• _GIVEN REQUEST_
Reproduce all of the data below without alteration; exclude every picture.
━━━━━━━━━━━━━━━━━━━━━━━━━━━━━━
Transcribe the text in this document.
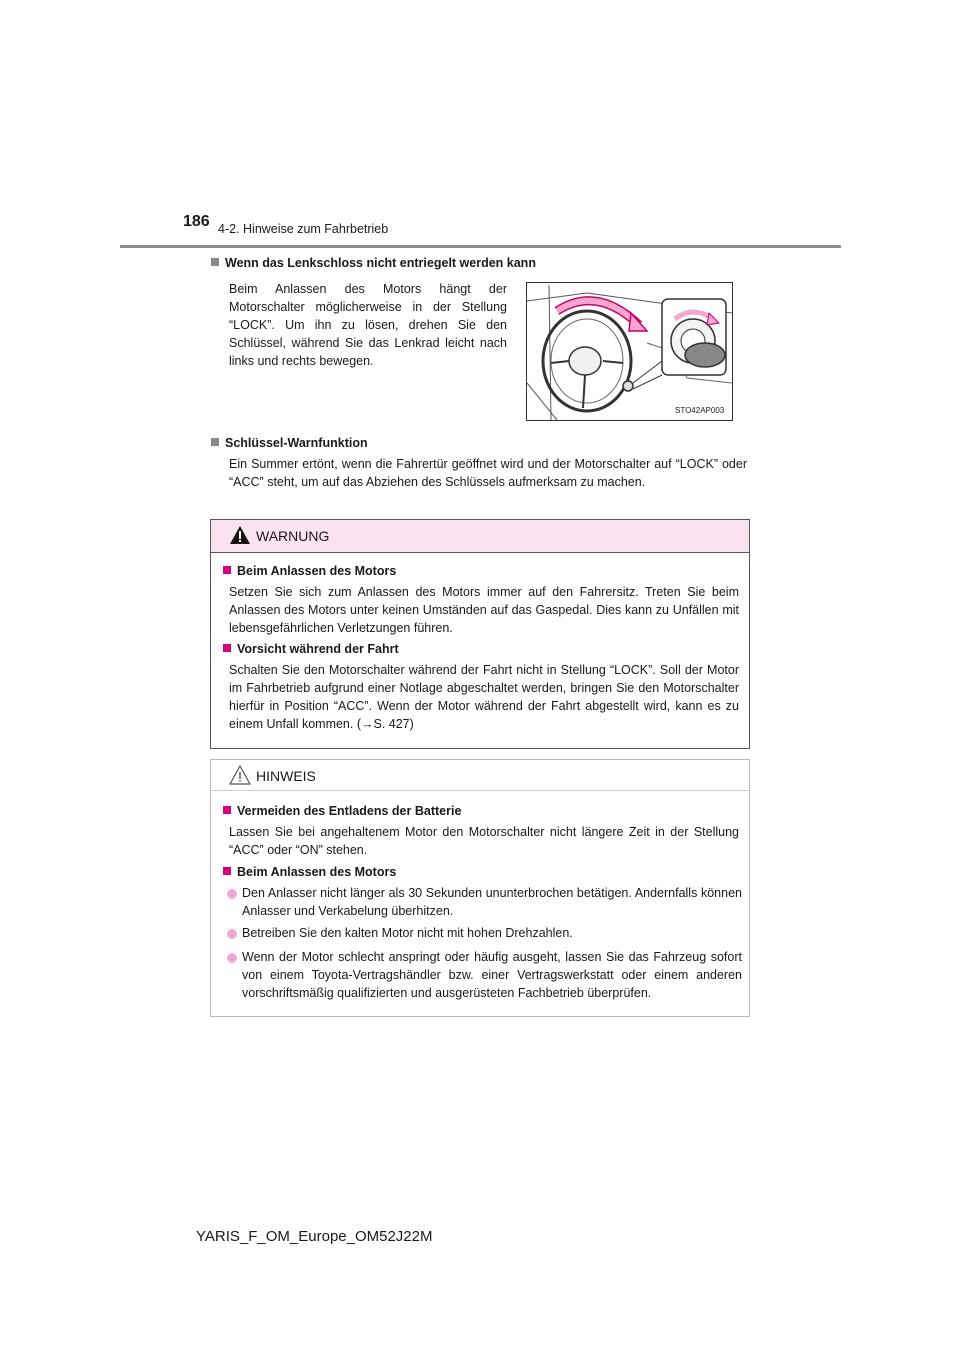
186 4-2. Hinweise zum Fahrbetrieb
Wenn das Lenkschloss nicht entriegelt werden kann
Beim Anlassen des Motors hängt der Motorschalter möglicherweise in der Stellung “LOCK”. Um ihn zu lösen, drehen Sie den Schlüssel, während Sie das Lenkrad leicht nach links und rechts bewegen.
STO42AP003
Schlüssel-Warnfunktion
Ein Summer ertönt, wenn die Fahrertür geöffnet wird und der Motorschalter auf “LOCK” oder “ACC” steht, um auf das Abziehen des Schlüssels aufmerksam zu machen.
WARNUNG
Beim Anlassen des Motors
Setzen Sie sich zum Anlassen des Motors immer auf den Fahrersitz. Treten Sie beim Anlassen des Motors unter keinen Umständen auf das Gaspedal. Dies kann zu Unfällen mit lebensgefährlichen Verletzungen führen.
Vorsicht während der Fahrt
Schalten Sie den Motorschalter während der Fahrt nicht in Stellung “LOCK”. Soll der Motor im Fahrbetrieb aufgrund einer Notlage abgeschaltet werden, bringen Sie den Motorschalter hierfür in Position “ACC”. Wenn der Motor während der Fahrt abgestellt wird, kann es zu einem Unfall kommen. (→S. 427)
HINWEIS
Vermeiden des Entladens der Batterie
Lassen Sie bei angehaltenem Motor den Motorschalter nicht längere Zeit in der Stellung “ACC” oder “ON” stehen.
Beim Anlassen des Motors
Den Anlasser nicht länger als 30 Sekunden ununterbrochen betätigen. Andernfalls können Anlasser und Verkabelung überhitzen.
Betreiben Sie den kalten Motor nicht mit hohen Drehzahlen.
Wenn der Motor schlecht anspringt oder häufig ausgeht, lassen Sie das Fahrzeug sofort von einem Toyota-Vertragshändler bzw. einer Vertragswerkstatt oder einem anderen vorschriftsmäßig qualifizierten und ausgerüsteten Fachbetrieb überprüfen.
YARIS_F_OM_Europe_OM52J22M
━━━━━━━━━━━━━━━━━━━━━━━━━━━━━━
• _RESULT FOR THIS EXERCISE_
Transcribe the text in this document.
186 4-2. Hinweise zum Fahrbetrieb
Wenn das Lenkschloss nicht entriegelt werden kann
Beim Anlassen des Motors hängt der Motorschalter möglicherweise in der Stellung “LOCK”. Um ihn zu lösen, drehen Sie den Schlüssel, während Sie das Lenkrad leicht nach links und rechts bewegen.
STO42AP003
Schlüssel-Warnfunktion
Ein Summer ertönt, wenn die Fahrertür geöffnet wird und der Motorschalter auf “LOCK” oder “ACC” steht, um auf das Abziehen des Schlüssels aufmerksam zu machen.
WARNUNG
Beim Anlassen des Motors
Setzen Sie sich zum Anlassen des Motors immer auf den Fahrersitz. Treten Sie beim Anlassen des Motors unter keinen Umständen auf das Gaspedal. Dies kann zu Unfällen mit lebensgefährlichen Verletzungen führen.
Vorsicht während der Fahrt
Schalten Sie den Motorschalter während der Fahrt nicht in Stellung “LOCK”. Soll der Motor im Fahrbetrieb aufgrund einer Notlage abgeschaltet werden, bringen Sie den Motorschalter hierfür in Position “ACC”. Wenn der Motor während der Fahrt abgestellt wird, kann es zu einem Unfall kommen. (→S. 427)
HINWEIS
Vermeiden des Entladens der Batterie
Lassen Sie bei angehaltenem Motor den Motorschalter nicht längere Zeit in der Stellung “ACC” oder “ON” stehen.
Beim Anlassen des Motors
Den Anlasser nicht länger als 30 Sekunden ununterbrochen betätigen. Andernfalls können Anlasser und Verkabelung überhitzen.
Betreiben Sie den kalten Motor nicht mit hohen Drehzahlen.
Wenn der Motor schlecht anspringt oder häufig ausgeht, lassen Sie das Fahrzeug sofort von einem Toyota-Vertragshändler bzw. einer Vertragswerkstatt oder einem anderen vorschriftsmäßig qualifizierten und ausgerüsteten Fachbetrieb überprüfen.
YARIS_F_OM_Europe_OM52J22M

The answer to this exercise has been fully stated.